| EXCERPT TO READ |
"""

[Pacemaker] Trouble with "Failed application of an update diff"

Mon Jun 30 13:25:45 CEST 2014

Thank you, Andrew!
You were right, removing that rule helped me.

2014-06-27 10:08 GMT+04:00 Andrew Beekhof <andrew at beekhof.net>:

>
> On 10 Jun 2014, at 10:44 pm, Виталий Туровец <corebug at corebug.net> wrote:
>
> > Hello there again!
> > Here you are: http://pastebin.com/bUaNQHs1
> > It's also identical on both nodes.
> > Thank you!
> >
> >
> > 2014-06-10 3:20 GMT+03:00 Andrew Beekhof <andrew at beekhof.net>:
> >
> > On 9 Jun 2014, at 11:01 pm, Виталий Туровец <corebug at corebug.net> wrote:
> >
> > > Hello there again, people!
> > >
> > > After upgrading both nodes to such SW versions:
> > >
> > > pacemaker.x86_64       1.1.10-14.el6_5.3
> > > pacemaker-cli.x86_64   1.1.10-14.el6_5.3
> > > pacemaker-cluster-libs.x86_64
> > > pacemaker-libs.x86_64  1.1.10-14.el6_5.3
> > > corosync.x86_64        1.4.1-17.el6_5.1 @updates
> > > corosynclib.x86_64     1.4.1-17.el6_5.1 @updates
> > >
> > > I am still facing the same problem: slave in Master/Slave set of MySQL
> won't start.
> > > Master actually works correctly.
> > > Output of cibadmin -Q on both nodes is identical.

"""

| SHORT PROBLEM A |
Answer these questions using the Pacemaker thread above, marking each answer as its question is marked.
(i) According to the opening message, what helped the writer?
(ii) Which version of corosync.x86_64 was installed after the upgrade?
(iii) In the MySQL Master/Slave set, which one won't start?

| SOURCE MATERIAL |
"""

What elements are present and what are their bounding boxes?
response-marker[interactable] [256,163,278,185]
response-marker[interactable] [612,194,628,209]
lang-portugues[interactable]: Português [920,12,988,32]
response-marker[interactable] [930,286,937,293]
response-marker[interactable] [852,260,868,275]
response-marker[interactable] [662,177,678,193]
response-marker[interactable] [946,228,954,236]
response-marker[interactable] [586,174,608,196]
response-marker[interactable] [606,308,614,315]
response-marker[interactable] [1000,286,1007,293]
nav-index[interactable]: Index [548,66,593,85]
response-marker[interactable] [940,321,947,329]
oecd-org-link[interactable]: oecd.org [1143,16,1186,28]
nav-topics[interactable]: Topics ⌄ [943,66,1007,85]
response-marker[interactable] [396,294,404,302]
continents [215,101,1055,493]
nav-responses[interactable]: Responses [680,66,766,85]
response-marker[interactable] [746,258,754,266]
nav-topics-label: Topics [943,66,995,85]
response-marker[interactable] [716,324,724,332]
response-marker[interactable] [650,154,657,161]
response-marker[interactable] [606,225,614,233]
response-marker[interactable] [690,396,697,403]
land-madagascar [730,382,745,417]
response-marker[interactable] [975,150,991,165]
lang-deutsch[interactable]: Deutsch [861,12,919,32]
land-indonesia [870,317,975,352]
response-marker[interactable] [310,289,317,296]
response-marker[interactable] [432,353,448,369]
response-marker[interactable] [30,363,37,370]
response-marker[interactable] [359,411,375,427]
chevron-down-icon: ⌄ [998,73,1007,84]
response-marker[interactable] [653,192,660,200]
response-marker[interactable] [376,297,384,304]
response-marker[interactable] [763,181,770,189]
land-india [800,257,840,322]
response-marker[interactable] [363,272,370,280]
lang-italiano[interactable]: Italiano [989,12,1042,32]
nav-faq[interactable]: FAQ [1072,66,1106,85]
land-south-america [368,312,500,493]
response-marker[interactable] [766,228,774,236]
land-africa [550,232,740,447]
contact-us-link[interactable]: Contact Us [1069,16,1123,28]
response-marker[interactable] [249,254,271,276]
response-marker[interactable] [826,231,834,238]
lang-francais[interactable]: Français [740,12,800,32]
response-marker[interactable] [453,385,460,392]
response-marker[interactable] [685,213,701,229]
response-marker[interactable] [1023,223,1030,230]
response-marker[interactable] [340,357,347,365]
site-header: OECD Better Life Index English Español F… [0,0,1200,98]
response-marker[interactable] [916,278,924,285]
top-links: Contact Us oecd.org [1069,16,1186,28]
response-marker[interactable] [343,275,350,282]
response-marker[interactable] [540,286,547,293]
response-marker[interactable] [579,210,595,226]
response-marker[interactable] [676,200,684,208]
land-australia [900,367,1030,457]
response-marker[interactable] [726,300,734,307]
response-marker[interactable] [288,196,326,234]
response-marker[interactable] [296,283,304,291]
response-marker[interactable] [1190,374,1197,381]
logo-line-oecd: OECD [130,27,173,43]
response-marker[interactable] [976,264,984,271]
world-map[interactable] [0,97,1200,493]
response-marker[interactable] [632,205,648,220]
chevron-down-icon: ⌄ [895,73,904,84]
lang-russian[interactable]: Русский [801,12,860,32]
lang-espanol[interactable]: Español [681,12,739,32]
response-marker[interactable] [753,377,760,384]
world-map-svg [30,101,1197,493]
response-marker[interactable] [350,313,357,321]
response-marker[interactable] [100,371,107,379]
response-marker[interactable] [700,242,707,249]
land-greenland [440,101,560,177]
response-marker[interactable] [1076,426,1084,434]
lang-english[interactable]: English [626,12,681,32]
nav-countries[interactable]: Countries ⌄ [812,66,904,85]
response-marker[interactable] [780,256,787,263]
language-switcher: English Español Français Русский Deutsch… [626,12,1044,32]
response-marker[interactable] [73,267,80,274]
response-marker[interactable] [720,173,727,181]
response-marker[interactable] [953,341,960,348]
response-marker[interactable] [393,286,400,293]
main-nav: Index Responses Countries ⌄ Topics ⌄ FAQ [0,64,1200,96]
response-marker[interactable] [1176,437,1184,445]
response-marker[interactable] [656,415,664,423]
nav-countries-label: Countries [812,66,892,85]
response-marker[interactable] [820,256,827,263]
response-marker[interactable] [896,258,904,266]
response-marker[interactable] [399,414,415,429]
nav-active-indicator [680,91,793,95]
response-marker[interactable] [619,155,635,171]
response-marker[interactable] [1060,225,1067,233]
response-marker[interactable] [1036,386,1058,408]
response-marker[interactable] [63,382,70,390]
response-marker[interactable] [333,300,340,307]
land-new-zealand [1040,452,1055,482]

"""

| SHORT PROBLEM B |
Pull out every line of the records that contains the string "Countries".

| CORRECT ANSWER A |
(i) Removing that rule.
(ii) 1.4.1-17.el6_5.1
(iii) The slave.

| CORRECT ANSWER B |
nav-countries[interactable]: Countries ⌄ [812,66,904,85]
main-nav: Index Responses Countries ⌄ Topics ⌄ FAQ [0,64,1200,96]
nav-countries-label: Countries [812,66,892,85]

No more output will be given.